• Data provided:
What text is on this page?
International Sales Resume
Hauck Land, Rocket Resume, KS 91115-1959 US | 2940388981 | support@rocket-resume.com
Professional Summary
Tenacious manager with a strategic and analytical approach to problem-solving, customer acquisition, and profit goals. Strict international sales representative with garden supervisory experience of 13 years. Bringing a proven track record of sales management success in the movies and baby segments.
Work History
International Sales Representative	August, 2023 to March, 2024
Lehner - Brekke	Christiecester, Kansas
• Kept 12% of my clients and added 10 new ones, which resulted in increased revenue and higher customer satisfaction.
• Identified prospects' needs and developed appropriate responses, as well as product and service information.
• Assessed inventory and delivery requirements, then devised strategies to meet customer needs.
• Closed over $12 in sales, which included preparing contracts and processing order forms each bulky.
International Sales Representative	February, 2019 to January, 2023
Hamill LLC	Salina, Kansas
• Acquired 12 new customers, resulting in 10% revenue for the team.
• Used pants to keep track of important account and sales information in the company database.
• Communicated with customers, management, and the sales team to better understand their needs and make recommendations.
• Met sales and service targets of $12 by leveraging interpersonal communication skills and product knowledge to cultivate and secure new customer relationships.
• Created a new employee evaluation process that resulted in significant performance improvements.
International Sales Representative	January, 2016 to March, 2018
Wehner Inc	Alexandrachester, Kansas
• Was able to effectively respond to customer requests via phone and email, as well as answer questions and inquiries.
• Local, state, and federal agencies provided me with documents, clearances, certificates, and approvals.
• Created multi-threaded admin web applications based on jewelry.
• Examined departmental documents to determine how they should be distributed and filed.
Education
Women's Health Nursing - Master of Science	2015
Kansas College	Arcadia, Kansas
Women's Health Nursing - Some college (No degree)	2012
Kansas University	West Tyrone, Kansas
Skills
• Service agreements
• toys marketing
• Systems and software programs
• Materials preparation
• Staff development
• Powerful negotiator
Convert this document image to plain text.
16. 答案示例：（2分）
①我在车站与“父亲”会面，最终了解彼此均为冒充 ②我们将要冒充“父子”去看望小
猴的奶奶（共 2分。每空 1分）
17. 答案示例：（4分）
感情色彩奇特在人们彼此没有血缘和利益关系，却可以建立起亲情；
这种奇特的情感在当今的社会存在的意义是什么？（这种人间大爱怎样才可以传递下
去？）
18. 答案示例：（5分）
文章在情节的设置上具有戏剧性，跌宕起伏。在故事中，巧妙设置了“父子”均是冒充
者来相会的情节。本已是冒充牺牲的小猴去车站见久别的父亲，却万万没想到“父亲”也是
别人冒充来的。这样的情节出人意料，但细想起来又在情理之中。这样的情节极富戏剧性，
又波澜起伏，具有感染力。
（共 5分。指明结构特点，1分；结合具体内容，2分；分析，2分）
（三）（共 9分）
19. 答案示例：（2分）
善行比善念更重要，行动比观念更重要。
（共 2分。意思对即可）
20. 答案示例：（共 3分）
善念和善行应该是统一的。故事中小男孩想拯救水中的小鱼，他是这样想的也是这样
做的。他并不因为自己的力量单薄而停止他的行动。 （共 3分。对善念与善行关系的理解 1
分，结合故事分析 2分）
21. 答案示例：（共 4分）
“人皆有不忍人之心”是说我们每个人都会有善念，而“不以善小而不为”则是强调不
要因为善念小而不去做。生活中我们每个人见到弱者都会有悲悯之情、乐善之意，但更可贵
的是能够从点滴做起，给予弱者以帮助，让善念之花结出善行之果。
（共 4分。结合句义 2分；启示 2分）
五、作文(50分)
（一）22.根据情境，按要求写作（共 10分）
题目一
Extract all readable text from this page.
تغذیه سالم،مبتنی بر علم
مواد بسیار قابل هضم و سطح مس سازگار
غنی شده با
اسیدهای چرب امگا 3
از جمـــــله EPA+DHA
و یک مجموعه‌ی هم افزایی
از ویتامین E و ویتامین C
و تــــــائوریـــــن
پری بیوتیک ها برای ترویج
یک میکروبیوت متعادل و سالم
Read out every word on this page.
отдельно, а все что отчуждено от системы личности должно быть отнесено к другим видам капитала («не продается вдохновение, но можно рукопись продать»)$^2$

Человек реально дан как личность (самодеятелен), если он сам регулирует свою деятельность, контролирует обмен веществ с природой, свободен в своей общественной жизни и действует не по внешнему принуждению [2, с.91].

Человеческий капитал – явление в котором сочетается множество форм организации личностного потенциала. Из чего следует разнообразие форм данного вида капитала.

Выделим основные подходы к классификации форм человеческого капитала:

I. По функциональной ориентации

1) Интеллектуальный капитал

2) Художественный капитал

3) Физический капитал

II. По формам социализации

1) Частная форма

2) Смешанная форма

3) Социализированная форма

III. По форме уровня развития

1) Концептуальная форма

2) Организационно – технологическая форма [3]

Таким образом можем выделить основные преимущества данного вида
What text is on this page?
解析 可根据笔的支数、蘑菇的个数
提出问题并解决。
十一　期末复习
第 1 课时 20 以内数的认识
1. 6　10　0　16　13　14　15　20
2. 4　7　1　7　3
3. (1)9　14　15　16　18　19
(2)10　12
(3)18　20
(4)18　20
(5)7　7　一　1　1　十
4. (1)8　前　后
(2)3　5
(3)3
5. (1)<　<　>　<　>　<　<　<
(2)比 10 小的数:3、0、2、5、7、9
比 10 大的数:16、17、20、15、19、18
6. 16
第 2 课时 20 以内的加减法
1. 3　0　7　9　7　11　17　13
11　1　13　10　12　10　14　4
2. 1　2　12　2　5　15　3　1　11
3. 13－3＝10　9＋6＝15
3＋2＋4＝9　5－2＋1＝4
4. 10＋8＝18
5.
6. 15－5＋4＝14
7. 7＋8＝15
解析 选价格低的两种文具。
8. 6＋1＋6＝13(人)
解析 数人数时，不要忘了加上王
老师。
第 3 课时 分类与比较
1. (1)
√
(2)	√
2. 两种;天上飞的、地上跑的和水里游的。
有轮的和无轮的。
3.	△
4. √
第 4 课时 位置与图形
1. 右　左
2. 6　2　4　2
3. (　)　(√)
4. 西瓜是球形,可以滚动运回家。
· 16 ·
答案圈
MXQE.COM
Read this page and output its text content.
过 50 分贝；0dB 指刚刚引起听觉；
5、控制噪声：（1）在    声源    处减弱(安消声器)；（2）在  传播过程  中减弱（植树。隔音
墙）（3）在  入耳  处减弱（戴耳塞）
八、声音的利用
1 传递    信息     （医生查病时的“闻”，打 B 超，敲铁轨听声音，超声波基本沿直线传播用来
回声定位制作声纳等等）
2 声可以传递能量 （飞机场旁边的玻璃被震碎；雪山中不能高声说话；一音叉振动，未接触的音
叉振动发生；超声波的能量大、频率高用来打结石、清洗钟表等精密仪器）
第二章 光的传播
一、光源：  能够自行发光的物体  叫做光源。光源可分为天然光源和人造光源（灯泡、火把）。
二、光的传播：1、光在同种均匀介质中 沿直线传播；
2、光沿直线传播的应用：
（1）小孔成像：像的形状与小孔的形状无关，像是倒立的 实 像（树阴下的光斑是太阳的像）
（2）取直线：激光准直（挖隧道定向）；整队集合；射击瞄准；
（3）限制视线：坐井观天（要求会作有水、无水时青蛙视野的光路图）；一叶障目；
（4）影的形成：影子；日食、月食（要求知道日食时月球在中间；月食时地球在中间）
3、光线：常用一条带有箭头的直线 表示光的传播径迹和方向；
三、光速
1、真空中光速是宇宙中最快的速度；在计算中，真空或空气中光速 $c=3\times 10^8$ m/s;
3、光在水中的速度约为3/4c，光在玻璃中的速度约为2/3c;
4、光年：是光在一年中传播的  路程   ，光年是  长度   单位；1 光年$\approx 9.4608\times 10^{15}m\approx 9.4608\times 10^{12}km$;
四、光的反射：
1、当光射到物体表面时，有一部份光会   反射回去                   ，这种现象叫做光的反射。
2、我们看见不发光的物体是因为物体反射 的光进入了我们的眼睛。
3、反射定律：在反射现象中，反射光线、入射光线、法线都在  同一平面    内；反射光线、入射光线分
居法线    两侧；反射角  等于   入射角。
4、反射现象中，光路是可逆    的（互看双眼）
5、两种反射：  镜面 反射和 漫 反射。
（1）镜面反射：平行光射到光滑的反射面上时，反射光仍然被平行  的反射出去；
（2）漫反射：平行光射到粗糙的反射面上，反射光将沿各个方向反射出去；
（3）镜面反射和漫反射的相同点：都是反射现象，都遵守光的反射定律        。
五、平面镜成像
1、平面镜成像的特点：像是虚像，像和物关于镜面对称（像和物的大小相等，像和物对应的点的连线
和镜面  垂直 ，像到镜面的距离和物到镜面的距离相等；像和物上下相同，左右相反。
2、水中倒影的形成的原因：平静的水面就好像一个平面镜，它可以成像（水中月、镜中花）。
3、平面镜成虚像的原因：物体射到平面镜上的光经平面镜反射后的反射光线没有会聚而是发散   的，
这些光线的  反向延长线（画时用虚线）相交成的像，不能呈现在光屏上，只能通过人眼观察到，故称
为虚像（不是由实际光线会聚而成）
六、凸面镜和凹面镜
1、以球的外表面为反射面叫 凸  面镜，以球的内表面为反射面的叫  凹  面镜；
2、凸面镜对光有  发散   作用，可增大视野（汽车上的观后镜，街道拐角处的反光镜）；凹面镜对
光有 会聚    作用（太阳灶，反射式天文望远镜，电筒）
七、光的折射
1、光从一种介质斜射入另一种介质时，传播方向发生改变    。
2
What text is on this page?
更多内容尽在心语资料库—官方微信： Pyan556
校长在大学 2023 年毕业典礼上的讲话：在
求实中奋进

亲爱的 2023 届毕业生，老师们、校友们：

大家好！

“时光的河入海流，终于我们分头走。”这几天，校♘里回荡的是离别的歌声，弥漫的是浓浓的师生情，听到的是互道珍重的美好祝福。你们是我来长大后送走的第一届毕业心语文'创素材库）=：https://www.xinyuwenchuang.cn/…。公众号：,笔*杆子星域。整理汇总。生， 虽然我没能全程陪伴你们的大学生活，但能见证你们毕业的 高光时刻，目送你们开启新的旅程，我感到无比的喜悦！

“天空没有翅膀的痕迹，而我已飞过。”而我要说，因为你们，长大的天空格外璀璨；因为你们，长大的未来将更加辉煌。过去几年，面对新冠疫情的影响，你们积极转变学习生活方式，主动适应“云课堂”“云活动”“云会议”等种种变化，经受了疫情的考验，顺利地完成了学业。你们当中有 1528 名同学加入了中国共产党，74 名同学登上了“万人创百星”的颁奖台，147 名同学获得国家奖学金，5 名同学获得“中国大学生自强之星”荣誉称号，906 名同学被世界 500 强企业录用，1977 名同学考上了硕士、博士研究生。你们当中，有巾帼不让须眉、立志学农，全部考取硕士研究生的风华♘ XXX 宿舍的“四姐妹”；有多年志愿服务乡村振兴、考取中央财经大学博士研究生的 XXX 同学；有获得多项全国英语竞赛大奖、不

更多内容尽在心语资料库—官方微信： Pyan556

• Job:
Make a list of all lines in the data that contain "основные".

• Correct output:
Выделим основные подходы к классификации форм человеческого капитала:
Таким образом можем выделить основные преимущества данного вида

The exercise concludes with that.